Data supplied.

::::::

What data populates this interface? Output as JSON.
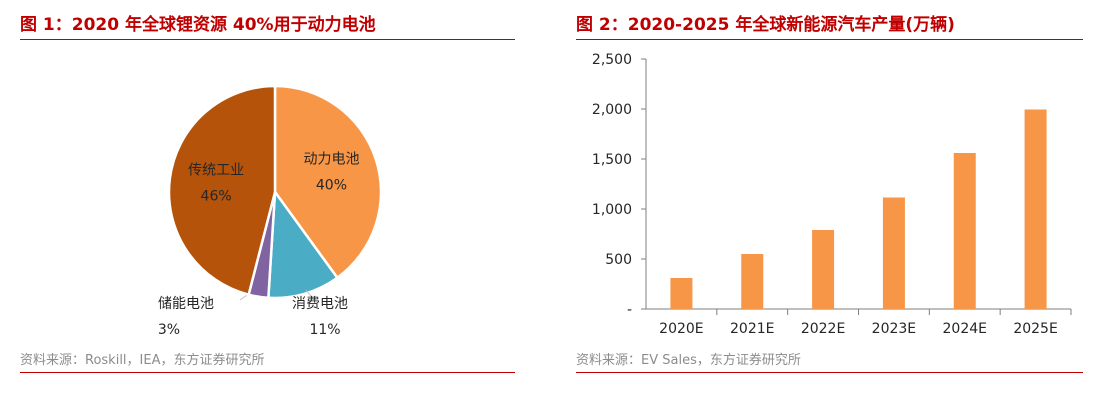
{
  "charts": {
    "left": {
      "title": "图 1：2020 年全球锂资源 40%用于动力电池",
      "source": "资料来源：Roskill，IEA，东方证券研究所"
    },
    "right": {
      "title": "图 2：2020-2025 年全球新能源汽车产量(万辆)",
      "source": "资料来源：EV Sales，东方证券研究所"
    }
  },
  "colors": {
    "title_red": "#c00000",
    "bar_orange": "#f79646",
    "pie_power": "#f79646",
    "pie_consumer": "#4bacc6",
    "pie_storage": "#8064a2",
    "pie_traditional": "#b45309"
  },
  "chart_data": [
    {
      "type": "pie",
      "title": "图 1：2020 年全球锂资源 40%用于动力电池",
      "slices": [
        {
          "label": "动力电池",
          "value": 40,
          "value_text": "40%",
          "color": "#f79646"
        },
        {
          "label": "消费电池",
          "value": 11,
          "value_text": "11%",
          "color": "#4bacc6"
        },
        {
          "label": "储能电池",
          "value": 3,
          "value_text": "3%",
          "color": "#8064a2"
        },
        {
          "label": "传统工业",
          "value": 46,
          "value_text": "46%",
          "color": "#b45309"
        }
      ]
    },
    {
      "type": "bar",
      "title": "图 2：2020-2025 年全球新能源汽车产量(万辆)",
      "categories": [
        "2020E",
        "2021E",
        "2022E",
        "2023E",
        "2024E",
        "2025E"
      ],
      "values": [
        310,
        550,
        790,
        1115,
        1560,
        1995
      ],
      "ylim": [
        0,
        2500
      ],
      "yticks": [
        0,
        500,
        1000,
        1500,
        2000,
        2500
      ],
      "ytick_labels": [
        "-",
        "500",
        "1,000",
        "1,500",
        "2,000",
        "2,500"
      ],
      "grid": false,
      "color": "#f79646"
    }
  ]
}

::::::

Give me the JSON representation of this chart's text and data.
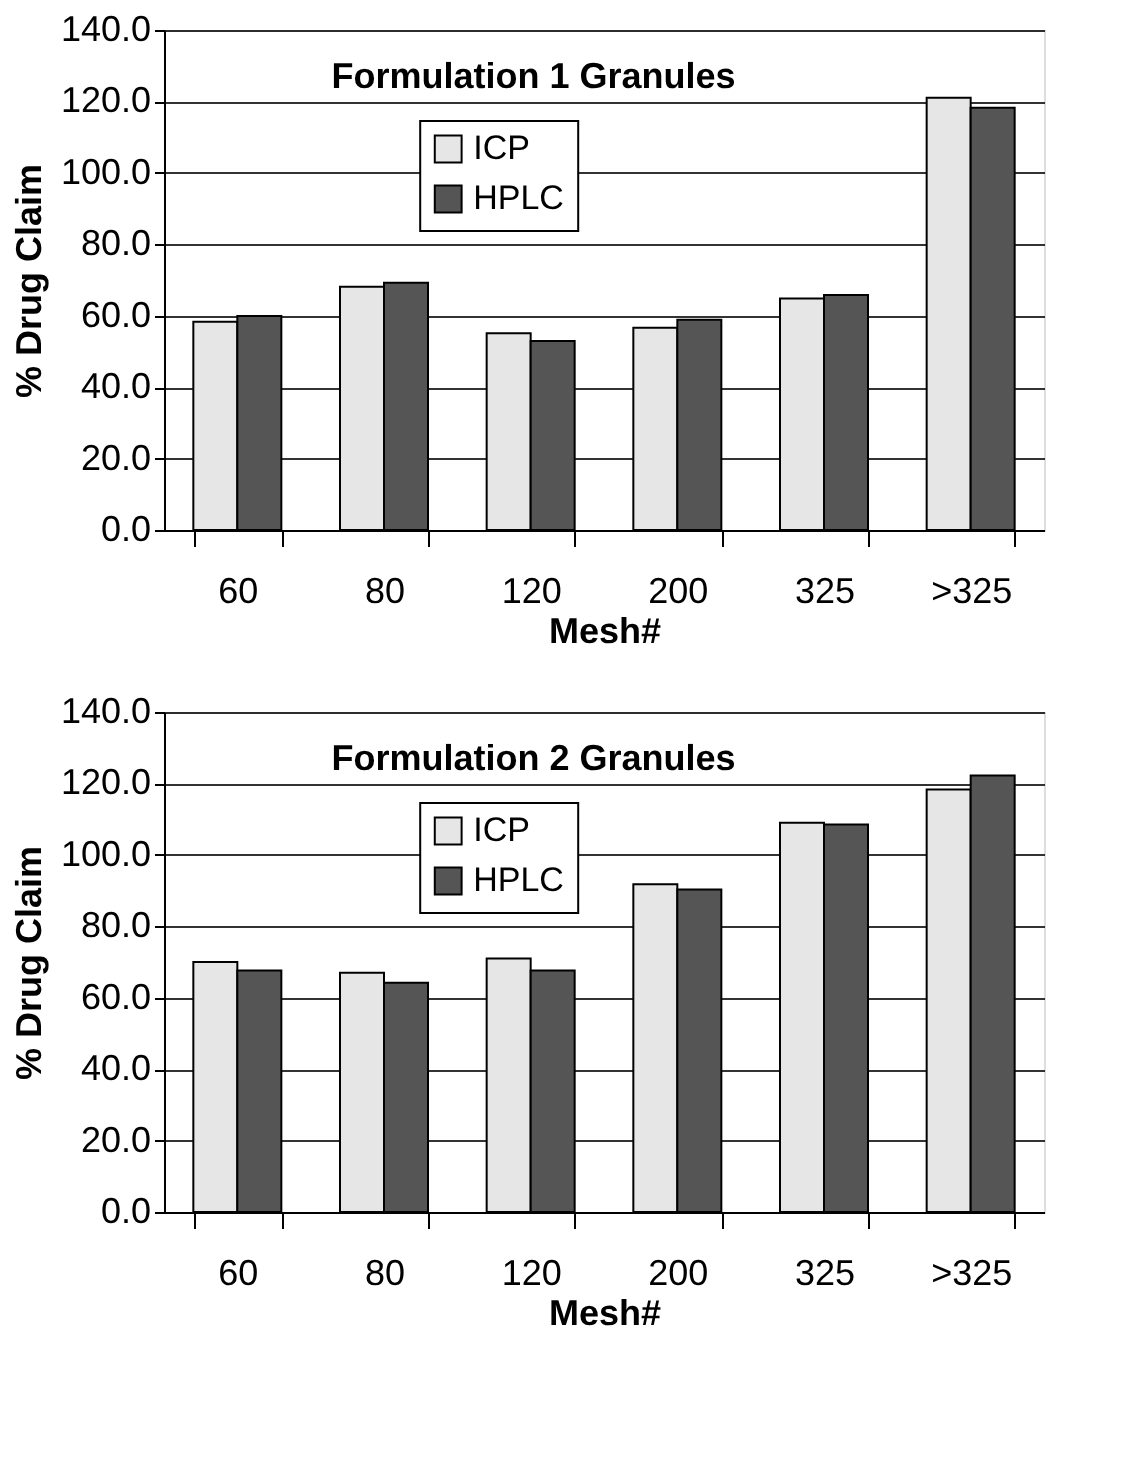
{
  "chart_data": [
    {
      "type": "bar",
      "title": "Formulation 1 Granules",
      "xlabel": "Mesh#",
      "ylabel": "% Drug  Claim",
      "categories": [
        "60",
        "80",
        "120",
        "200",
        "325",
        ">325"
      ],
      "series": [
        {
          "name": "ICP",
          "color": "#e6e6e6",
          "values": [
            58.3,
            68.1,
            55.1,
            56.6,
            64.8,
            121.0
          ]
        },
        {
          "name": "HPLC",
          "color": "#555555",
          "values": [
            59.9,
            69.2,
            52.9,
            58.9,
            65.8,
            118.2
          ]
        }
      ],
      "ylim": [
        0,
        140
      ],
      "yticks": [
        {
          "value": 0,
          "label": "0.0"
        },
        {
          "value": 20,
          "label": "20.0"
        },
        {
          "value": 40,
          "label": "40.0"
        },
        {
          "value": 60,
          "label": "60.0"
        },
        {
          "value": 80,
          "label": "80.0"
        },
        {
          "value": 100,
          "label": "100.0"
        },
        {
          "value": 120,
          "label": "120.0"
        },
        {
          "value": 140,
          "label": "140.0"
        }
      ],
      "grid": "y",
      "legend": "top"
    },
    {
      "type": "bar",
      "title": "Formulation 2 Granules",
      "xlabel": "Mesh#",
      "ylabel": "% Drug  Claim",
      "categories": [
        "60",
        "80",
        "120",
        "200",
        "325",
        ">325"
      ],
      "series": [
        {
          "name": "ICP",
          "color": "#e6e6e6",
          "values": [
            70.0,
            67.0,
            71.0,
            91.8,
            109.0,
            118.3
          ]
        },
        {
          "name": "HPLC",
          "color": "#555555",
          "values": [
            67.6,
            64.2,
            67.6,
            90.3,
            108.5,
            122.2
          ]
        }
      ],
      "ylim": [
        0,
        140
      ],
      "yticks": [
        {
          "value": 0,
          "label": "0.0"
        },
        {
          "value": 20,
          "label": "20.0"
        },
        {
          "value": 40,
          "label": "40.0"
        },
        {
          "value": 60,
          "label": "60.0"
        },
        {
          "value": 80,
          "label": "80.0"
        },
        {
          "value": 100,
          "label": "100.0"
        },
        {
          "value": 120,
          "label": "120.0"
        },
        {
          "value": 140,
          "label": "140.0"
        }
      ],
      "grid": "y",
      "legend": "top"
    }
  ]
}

::::::

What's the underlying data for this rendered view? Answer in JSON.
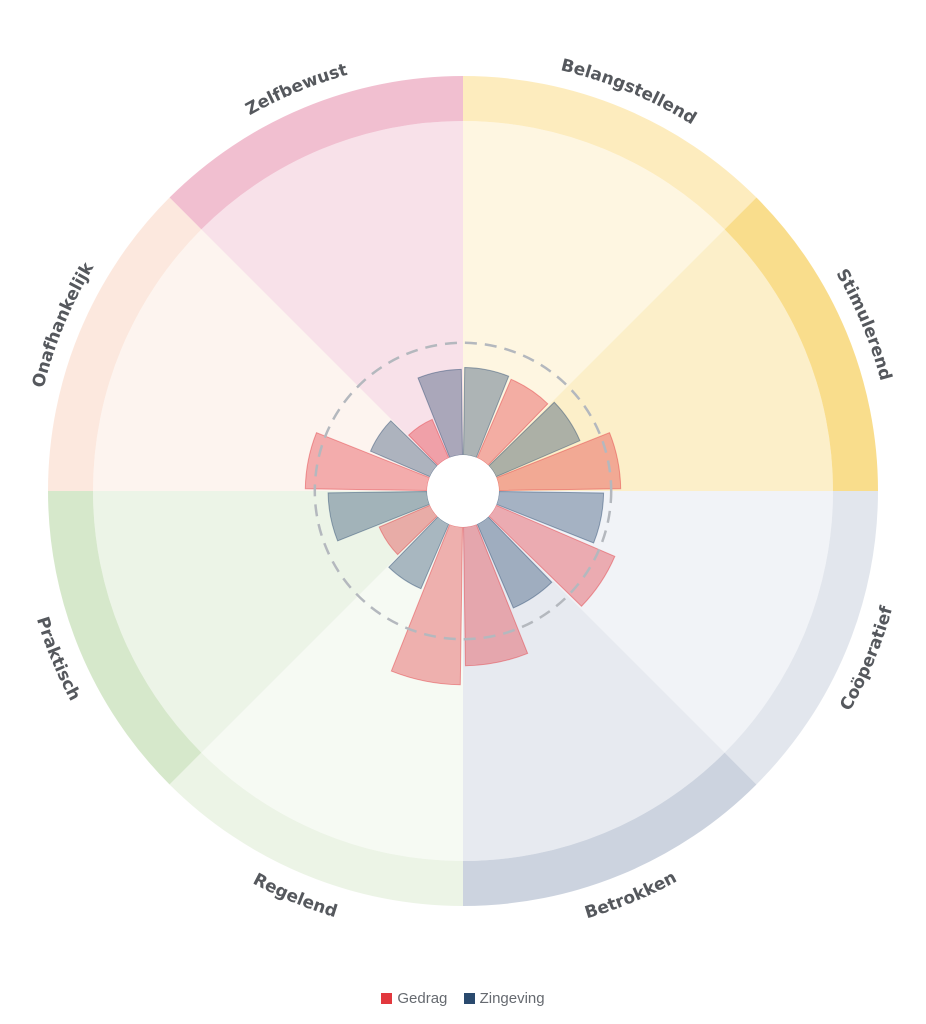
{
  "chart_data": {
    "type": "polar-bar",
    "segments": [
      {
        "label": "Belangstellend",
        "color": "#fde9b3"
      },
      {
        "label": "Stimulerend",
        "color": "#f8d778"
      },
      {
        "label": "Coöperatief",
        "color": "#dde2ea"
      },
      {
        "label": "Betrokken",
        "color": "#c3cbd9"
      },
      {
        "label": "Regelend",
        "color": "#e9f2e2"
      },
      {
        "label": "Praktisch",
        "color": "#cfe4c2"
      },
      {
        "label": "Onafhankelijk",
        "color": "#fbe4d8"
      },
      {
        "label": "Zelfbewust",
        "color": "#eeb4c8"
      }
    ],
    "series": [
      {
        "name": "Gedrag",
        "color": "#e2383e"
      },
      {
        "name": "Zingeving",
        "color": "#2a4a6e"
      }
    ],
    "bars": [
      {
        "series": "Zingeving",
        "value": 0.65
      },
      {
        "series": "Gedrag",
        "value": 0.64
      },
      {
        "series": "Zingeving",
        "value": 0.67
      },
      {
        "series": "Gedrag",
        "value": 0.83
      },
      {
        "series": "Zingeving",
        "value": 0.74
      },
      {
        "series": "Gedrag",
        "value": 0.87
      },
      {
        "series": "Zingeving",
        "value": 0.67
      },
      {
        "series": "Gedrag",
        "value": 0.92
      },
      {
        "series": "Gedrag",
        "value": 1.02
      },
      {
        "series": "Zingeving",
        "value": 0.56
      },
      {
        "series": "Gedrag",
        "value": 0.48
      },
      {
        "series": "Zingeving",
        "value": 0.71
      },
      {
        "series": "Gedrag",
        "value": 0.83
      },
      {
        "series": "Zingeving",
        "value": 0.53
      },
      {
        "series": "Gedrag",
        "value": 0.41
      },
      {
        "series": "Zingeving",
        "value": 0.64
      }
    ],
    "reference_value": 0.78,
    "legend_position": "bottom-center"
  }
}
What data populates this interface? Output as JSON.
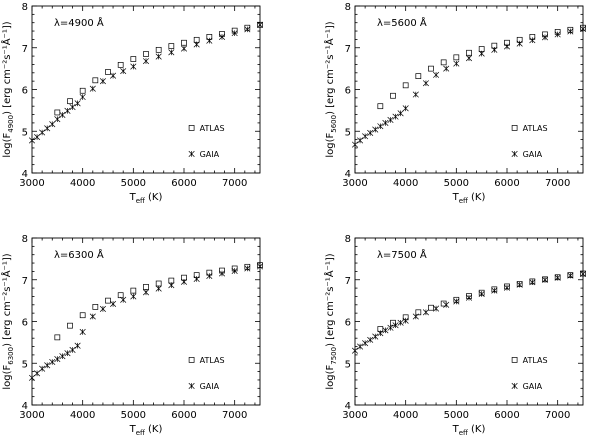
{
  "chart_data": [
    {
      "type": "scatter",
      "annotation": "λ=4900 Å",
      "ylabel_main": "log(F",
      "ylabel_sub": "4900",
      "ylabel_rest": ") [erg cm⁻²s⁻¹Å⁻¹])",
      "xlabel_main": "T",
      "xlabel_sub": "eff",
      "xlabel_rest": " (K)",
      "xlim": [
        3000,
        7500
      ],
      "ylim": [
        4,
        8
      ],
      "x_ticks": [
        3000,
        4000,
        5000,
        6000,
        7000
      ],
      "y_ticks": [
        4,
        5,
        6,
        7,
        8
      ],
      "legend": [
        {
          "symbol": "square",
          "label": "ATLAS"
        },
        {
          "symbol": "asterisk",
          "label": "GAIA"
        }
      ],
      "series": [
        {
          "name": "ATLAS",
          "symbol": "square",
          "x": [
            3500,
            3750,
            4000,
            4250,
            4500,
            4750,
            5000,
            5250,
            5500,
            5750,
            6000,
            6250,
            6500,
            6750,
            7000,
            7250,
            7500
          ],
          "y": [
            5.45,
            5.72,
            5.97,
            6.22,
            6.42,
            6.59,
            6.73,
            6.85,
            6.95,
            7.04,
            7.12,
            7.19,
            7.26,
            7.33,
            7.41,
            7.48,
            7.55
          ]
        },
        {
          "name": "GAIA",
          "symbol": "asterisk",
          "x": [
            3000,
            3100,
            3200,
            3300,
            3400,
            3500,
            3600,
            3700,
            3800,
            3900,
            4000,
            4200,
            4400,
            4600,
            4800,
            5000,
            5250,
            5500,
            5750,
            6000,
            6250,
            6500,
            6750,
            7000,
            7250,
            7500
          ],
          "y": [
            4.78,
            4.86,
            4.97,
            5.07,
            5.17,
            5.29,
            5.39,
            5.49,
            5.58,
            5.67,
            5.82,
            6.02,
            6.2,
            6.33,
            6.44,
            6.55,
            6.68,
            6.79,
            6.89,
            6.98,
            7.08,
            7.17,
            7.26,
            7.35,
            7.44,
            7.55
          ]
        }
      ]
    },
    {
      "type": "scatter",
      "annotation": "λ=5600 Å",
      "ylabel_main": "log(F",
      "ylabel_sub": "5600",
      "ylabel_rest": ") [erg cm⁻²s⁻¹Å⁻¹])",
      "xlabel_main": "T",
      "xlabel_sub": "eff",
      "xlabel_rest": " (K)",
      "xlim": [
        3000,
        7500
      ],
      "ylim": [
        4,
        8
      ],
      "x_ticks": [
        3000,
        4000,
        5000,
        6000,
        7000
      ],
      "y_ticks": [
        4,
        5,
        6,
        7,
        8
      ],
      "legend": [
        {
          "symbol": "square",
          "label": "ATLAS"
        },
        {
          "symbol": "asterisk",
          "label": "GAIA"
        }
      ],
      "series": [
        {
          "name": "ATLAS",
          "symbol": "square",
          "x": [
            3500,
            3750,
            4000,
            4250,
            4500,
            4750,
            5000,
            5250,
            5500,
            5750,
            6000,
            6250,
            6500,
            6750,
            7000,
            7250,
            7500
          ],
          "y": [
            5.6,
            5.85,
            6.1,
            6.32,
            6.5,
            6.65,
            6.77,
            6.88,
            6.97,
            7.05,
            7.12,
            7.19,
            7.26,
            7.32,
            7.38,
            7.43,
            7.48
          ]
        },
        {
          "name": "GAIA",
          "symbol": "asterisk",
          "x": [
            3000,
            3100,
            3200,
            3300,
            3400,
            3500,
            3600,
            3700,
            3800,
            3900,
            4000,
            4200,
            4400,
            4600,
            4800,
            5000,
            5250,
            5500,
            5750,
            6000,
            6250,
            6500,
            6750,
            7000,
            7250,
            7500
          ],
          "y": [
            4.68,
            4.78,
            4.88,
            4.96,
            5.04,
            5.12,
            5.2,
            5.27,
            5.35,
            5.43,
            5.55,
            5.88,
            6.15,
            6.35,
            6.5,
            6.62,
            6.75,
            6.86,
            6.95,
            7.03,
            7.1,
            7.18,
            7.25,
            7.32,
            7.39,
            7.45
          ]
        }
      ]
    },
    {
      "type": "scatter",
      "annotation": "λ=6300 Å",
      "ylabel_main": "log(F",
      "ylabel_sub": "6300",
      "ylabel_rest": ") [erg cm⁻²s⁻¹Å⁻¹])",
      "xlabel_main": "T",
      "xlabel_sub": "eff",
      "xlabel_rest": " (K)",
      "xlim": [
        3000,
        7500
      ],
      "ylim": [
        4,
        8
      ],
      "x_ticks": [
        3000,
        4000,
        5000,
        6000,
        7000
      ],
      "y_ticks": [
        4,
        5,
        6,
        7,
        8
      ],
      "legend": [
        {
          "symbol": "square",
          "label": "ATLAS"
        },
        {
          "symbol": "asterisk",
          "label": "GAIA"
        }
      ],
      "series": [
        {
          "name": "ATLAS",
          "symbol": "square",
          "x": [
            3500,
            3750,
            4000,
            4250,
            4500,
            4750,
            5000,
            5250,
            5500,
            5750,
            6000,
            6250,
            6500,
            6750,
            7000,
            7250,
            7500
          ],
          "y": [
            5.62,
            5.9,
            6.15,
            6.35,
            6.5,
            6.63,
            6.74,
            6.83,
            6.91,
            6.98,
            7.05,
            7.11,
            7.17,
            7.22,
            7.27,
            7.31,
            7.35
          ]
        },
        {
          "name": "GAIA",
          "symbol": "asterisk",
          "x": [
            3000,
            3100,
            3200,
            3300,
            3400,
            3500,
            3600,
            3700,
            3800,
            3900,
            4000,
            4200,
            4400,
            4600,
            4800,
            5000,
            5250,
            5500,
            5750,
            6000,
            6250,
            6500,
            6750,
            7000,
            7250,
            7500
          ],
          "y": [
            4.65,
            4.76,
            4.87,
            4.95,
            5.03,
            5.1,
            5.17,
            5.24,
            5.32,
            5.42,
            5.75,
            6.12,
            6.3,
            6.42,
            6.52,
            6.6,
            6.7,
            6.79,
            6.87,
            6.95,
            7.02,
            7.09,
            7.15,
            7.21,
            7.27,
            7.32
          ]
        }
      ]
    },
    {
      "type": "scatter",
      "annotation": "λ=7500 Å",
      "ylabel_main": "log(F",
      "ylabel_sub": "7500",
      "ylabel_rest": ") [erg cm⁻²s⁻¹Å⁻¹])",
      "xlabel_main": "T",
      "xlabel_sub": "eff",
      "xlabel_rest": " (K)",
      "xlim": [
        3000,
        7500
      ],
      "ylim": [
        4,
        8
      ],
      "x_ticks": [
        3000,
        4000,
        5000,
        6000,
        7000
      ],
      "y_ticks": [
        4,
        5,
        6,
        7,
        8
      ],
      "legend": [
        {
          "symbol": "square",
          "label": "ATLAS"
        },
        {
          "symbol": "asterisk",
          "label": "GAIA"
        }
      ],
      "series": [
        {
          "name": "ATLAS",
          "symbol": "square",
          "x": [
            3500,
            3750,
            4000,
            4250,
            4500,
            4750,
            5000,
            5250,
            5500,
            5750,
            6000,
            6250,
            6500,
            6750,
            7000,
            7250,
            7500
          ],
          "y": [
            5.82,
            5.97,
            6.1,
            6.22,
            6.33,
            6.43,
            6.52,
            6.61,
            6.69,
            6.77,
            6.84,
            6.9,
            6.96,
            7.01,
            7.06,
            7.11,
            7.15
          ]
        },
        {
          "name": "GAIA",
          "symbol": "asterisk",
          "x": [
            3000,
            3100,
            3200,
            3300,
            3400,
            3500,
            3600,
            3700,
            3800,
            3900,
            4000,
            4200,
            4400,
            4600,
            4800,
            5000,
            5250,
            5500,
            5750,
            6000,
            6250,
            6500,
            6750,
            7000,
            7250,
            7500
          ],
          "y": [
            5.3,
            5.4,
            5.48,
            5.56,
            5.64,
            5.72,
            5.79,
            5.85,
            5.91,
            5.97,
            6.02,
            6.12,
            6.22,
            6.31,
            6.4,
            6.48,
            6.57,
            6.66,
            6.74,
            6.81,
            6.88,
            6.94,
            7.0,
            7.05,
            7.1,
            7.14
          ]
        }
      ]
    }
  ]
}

::::::

Goal of the exercise. Check each line above for the string "annotation" and show the ones that have it.

Full output.
      "annotation": "λ=4900 Å",
      "annotation": "λ=5600 Å",
      "annotation": "λ=6300 Å",
      "annotation": "λ=7500 Å",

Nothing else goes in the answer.